◆ **WORK TO COMPLETE**
#1 Please reproduce, word for word, the stretch of the hca-util guide from "If this succeeds continue to the configuration section." through "configuration section below.".
#2 According to the hca-util guide, which command should you try if installing with pip3 gives a Permission denied error?

Uploading data with hca-util

Table of contents

  1. Prerequisites
  2. Installation
    1. Checking Python 3 installation
    2. Installing hca-util with pip
    3. Installing hca-util in a virtual environment
  3. Configuring hca-util
  4. Selecting your upload area
  5. Uploading files
  6. Deleting files
  7. Help!
  8. Updating hca-util

Prerequisites

hca-util is a command line based tool that assists with data upload to HCA upload areas. To be able to use hca-util you will need:

  1. Python3 installed on your computer
  2. Basic knowledge of how to navigate the command line and run commands in a terminal, e.g. cd, ls, pwd
  3. Credential information emailed to you by your wrangler. If you don’t have the following information, please email wrangler-team@data.humancellatlas.org to obtain these credentials.
    1. A unique identifier that identifies your personal upload area. This should be kept secure and not shared with others outside your research group. e.g. 72ca5e3f-dacf-427a-a8a4-ecf15789006d
    2. Your AWS access key e.g. AKIAI44QH8DHBEXAMPLE
    3. Your AWS secret key e.g. je7MtGbClwBF/2Zp9Utk/h3yCo8nvbEXAMPLEKEY.

    Keep these credentials safe and do not pass them to users who should not have access to upload files or see the files you have uploaded. In particular, do not record these credentials in any public place such as a public Github repository.

If you are missing any of the prerequisites above, please contact wrangler-team@data.humancellatlas.org for guidance.

Installation

Checking Python 3 installation

Check that you have Python 3 installed by opening a terminal and running the following command:

which python3

It should return the location of your Python 3 installation e.g.

/path/to/bin/python3

If nothing is returned it means you do not have Python 3 installed.

There are many tutorials online for installing python so please follow one that makes sense to you and suits your operating system or contact your system administrator for help. One example can be found here: https://realpython.com/installing-python/

Installing hca-util with pip

Once you have installed Python 3, in your terminal run the following command to install hca-util

pip3 install hca-util

Once installed, you can see the available commands by typing the following command in your terminal.

hca-util -h

If this succeeds continue to the configuration section.

Depending on your Python installation you may need to use sudo to install the tool in your system directory. If the above command gives a Permission denied error, try using the following command:

sudo pip3 install hca-util

You will then be prompted for your system password. If this succeeds continue to the configuration section below.

Installing hca-util in a virtual environment

If the above process fails we recommend creating a virtual environment to install the hca-util tool.

To create an environment called hca_util_env, use the following commands:

cd /location/of/virtual/env
python3 -m venv hca_util_env
source hca_util_env/bin/activate

After running the source command you should see the name of the environment in brackets at the beginning of the terminal line i.e (hca_util_env) and you should be able to install and run the hca-util tool within this environment as follows:

pip3 install hca-util

You can now continue with configuring the tool.

◆ **EXCERPTED RECORDS**
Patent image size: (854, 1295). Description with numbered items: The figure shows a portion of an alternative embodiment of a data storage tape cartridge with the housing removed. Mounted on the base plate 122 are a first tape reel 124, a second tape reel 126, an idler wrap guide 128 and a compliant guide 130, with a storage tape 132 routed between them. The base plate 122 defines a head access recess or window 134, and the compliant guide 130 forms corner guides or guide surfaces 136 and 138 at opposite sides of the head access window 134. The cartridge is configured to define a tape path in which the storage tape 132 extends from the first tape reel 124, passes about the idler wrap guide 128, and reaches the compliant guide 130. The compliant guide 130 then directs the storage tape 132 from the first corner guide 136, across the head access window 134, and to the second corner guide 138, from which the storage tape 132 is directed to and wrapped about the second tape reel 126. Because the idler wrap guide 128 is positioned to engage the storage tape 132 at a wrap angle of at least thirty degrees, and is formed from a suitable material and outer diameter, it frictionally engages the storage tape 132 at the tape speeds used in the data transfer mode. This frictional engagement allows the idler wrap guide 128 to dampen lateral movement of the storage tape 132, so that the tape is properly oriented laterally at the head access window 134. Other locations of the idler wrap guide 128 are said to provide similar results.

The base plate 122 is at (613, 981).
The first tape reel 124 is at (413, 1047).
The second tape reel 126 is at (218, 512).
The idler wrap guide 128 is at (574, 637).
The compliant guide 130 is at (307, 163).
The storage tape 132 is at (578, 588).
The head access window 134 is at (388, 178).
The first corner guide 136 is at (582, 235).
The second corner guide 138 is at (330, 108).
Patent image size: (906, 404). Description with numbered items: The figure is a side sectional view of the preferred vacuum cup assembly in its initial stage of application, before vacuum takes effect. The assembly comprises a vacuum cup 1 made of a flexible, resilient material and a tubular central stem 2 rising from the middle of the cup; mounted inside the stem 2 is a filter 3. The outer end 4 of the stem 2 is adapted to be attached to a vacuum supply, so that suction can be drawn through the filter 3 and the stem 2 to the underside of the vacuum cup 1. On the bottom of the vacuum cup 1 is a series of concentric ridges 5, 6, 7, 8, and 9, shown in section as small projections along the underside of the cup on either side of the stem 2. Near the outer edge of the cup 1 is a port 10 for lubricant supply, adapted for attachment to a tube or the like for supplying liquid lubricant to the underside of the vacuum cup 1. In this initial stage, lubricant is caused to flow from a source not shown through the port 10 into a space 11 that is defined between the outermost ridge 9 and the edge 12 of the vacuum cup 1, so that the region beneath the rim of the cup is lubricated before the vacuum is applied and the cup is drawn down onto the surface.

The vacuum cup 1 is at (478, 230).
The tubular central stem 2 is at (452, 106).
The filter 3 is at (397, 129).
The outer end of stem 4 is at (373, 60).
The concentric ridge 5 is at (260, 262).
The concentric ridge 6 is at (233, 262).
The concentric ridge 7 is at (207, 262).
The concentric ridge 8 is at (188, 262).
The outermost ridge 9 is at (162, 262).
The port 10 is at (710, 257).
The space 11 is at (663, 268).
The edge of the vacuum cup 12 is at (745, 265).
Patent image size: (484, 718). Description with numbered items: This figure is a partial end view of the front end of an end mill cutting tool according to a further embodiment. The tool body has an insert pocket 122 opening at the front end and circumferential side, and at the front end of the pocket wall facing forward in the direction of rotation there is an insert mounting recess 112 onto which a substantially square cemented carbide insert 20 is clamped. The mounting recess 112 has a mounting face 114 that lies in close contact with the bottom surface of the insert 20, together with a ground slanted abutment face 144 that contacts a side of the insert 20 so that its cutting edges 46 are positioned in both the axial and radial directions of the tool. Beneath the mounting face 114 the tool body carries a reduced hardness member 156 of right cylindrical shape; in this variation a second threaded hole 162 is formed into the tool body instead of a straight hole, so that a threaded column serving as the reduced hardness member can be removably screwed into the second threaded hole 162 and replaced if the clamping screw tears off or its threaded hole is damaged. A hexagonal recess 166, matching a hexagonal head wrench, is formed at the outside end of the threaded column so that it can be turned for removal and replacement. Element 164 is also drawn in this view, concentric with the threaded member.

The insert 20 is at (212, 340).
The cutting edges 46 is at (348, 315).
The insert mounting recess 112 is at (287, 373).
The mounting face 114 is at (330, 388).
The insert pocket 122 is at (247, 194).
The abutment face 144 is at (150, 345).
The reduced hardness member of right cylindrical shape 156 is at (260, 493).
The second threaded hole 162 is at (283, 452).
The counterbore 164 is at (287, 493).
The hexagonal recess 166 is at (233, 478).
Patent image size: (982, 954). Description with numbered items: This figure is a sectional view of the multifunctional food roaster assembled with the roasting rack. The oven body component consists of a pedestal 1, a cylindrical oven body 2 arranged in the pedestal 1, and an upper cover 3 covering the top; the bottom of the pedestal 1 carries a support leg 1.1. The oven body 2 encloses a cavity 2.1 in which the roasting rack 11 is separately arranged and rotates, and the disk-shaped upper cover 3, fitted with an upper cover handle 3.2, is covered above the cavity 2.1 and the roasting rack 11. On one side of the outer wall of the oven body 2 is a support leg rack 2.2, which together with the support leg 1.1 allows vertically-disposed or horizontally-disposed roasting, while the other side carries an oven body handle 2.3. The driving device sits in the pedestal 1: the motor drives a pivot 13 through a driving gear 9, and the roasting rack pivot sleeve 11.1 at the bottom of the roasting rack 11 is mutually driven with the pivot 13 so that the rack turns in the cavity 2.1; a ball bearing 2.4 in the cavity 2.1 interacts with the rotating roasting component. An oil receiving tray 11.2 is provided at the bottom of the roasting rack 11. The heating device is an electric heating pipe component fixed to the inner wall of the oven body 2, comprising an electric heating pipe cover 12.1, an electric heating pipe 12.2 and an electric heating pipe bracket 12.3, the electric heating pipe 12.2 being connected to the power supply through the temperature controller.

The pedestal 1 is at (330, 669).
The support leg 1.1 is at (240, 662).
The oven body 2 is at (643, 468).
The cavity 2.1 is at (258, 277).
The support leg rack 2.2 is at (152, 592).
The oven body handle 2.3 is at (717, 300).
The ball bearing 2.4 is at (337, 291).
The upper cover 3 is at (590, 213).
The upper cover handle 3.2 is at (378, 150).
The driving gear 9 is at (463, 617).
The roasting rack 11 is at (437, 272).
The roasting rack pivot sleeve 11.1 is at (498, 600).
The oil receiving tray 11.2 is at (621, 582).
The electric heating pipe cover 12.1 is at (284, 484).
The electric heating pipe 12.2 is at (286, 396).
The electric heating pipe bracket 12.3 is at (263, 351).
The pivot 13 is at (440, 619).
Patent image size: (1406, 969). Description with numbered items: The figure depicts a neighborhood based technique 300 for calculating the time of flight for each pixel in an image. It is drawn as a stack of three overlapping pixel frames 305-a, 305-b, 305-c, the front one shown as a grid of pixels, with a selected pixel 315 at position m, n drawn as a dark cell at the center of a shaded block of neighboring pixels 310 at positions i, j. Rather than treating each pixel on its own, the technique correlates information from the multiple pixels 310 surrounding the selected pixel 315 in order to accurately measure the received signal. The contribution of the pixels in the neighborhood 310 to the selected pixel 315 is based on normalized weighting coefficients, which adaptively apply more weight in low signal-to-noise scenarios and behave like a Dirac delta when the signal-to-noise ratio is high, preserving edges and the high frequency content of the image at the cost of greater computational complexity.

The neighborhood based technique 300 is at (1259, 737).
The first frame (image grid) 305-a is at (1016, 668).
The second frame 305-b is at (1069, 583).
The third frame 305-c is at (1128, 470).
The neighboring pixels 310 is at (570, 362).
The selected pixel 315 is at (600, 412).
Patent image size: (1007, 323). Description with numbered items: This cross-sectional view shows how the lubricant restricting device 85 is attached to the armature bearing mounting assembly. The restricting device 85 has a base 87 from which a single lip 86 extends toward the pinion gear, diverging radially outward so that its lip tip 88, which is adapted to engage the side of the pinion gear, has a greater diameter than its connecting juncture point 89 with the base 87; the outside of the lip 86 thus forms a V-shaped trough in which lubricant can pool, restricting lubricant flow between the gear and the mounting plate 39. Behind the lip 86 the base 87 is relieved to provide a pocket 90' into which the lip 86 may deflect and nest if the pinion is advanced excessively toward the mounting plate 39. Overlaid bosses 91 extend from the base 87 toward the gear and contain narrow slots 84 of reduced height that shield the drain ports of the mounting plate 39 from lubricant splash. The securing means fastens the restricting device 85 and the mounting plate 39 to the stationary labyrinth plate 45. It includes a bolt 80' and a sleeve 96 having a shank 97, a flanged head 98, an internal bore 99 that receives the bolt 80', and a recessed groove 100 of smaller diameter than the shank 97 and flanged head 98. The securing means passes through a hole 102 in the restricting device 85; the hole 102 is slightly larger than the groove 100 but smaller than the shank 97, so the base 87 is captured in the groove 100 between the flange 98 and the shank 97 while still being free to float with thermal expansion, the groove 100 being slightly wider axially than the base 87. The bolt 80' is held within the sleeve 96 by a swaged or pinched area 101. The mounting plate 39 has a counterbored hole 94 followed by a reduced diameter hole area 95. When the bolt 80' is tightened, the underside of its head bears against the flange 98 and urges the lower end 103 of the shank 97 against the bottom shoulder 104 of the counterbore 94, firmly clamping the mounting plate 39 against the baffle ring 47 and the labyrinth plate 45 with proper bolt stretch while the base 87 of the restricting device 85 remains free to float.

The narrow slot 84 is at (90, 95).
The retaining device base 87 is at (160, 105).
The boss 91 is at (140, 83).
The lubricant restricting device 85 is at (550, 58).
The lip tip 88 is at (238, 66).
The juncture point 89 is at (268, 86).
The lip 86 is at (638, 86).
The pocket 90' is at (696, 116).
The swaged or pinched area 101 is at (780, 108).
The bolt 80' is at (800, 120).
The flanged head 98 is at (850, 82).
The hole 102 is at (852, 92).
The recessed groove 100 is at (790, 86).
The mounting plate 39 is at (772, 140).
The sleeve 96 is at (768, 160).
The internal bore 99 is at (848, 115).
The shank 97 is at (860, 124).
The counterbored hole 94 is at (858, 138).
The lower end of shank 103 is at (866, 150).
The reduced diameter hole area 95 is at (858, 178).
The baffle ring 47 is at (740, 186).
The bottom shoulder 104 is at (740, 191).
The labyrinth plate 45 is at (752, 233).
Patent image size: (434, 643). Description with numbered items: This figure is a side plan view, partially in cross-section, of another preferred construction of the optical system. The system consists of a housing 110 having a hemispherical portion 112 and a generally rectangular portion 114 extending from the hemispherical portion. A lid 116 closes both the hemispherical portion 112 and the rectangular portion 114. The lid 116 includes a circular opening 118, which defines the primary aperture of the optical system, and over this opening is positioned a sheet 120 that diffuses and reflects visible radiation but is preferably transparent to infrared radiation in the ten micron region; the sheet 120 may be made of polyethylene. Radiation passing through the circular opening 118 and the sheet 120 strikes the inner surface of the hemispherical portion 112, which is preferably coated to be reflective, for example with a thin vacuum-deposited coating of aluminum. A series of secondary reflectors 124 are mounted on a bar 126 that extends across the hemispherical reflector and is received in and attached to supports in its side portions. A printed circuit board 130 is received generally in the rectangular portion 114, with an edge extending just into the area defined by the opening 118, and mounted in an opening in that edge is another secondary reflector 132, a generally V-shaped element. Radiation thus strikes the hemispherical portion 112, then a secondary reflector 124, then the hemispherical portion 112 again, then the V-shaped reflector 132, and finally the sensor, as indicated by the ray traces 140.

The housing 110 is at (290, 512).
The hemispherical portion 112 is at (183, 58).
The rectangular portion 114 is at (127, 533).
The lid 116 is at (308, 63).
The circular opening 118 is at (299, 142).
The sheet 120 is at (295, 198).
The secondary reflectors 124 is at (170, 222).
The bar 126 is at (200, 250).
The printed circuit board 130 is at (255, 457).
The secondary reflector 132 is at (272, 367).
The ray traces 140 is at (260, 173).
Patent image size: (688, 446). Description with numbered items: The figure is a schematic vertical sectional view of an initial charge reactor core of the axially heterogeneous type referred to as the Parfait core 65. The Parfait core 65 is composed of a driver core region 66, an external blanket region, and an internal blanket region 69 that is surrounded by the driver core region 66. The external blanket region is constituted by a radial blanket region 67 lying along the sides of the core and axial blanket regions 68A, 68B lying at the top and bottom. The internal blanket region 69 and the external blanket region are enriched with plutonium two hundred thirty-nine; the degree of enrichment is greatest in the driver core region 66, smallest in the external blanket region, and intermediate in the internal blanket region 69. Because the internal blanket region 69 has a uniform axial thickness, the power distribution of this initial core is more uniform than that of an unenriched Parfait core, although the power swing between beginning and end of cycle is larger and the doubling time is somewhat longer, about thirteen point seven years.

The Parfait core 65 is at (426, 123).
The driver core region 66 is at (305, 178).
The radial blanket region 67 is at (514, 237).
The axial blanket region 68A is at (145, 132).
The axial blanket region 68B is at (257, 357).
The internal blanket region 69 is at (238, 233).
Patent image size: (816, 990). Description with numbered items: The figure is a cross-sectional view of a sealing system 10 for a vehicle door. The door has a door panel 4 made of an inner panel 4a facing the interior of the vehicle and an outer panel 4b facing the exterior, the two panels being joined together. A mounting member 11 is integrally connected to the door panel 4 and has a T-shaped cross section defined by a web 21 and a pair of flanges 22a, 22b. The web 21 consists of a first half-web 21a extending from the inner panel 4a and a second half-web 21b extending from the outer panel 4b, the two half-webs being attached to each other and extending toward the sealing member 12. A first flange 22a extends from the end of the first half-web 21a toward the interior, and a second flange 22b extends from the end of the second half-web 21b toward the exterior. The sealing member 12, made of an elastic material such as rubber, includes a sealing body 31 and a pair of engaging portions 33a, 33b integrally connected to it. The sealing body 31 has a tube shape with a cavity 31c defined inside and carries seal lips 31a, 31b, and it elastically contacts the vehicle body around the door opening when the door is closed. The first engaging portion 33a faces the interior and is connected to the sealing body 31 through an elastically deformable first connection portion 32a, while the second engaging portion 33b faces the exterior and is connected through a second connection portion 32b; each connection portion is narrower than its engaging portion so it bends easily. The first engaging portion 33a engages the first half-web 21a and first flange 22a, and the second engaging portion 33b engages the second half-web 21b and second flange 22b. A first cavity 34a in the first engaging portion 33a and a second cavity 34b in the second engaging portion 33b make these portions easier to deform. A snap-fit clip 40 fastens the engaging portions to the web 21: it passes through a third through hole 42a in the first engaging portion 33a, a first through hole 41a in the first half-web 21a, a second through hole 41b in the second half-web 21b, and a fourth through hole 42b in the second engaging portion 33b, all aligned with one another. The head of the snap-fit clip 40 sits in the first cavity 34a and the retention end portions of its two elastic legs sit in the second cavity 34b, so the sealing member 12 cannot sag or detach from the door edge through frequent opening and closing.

◆ **FULL SOLUTIONS**
#1
If this succeeds continue to the configuration section.

Depending on your Python installation you may need to use sudo to install the tool in your system directory. If the above command gives a Permission denied error, try using the following command:

sudo pip3 install hca-util

You will then be prompted for your system password. If this succeeds continue to the configuration section below.

#2 sudo pip3 install hca-util